==== Data excerpts ====

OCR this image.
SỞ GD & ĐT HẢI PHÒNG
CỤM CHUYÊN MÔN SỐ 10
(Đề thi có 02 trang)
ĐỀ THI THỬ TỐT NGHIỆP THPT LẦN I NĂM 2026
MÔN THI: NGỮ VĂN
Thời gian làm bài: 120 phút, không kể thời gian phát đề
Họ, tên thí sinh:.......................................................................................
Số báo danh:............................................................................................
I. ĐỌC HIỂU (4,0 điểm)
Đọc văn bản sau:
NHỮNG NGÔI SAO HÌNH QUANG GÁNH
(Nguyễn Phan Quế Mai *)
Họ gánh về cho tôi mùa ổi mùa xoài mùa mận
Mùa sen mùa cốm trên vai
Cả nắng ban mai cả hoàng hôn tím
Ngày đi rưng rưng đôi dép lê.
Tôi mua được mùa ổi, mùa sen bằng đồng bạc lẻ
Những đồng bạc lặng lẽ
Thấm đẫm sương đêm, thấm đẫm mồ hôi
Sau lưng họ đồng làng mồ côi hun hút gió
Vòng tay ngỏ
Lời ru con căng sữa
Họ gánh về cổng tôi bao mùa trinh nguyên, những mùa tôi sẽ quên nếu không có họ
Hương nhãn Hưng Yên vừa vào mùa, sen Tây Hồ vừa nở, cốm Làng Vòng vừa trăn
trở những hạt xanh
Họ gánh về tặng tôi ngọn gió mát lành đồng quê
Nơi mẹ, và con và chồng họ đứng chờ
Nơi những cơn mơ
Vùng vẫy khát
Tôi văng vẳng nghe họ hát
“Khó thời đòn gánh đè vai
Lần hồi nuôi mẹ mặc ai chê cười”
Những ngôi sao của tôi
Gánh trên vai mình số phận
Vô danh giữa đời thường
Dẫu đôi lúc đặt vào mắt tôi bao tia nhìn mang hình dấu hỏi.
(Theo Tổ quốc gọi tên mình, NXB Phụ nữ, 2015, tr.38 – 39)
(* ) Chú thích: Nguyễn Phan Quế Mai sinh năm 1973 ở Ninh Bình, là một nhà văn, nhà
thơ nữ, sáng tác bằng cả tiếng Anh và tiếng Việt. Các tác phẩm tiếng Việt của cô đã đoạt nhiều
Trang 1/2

====

■ What you are asked to do ■
Extract every record and return it verbatim.

■ Full output ■
OCR this image.
SỞ GD & ĐT HẢI PHÒNG
CỤM CHUYÊN MÔN SỐ 10
(Đề thi có 02 trang)
ĐỀ THI THỬ TỐT NGHIỆP THPT LẦN I NĂM 2026
MÔN THI: NGỮ VĂN
Thời gian làm bài: 120 phút, không kể thời gian phát đề
Họ, tên thí sinh:.......................................................................................
Số báo danh:............................................................................................
I. ĐỌC HIỂU (4,0 điểm)
Đọc văn bản sau:
NHỮNG NGÔI SAO HÌNH QUANG GÁNH
(Nguyễn Phan Quế Mai *)
Họ gánh về cho tôi mùa ổi mùa xoài mùa mận
Mùa sen mùa cốm trên vai
Cả nắng ban mai cả hoàng hôn tím
Ngày đi rưng rưng đôi dép lê.
Tôi mua được mùa ổi, mùa sen bằng đồng bạc lẻ
Những đồng bạc lặng lẽ
Thấm đẫm sương đêm, thấm đẫm mồ hôi
Sau lưng họ đồng làng mồ côi hun hút gió
Vòng tay ngỏ
Lời ru con căng sữa
Họ gánh về cổng tôi bao mùa trinh nguyên, những mùa tôi sẽ quên nếu không có họ
Hương nhãn Hưng Yên vừa vào mùa, sen Tây Hồ vừa nở, cốm Làng Vòng vừa trăn
trở những hạt xanh
Họ gánh về tặng tôi ngọn gió mát lành đồng quê
Nơi mẹ, và con và chồng họ đứng chờ
Nơi những cơn mơ
Vùng vẫy khát
Tôi văng vẳng nghe họ hát
“Khó thời đòn gánh đè vai
Lần hồi nuôi mẹ mặc ai chê cười”
Những ngôi sao của tôi
Gánh trên vai mình số phận
Vô danh giữa đời thường
Dẫu đôi lúc đặt vào mắt tôi bao tia nhìn mang hình dấu hỏi.
(Theo Tổ quốc gọi tên mình, NXB Phụ nữ, 2015, tr.38 – 39)
(* ) Chú thích: Nguyễn Phan Quế Mai sinh năm 1973 ở Ninh Bình, là một nhà văn, nhà
thơ nữ, sáng tác bằng cả tiếng Anh và tiếng Việt. Các tác phẩm tiếng Việt của cô đã đoạt nhiều
Trang 1/2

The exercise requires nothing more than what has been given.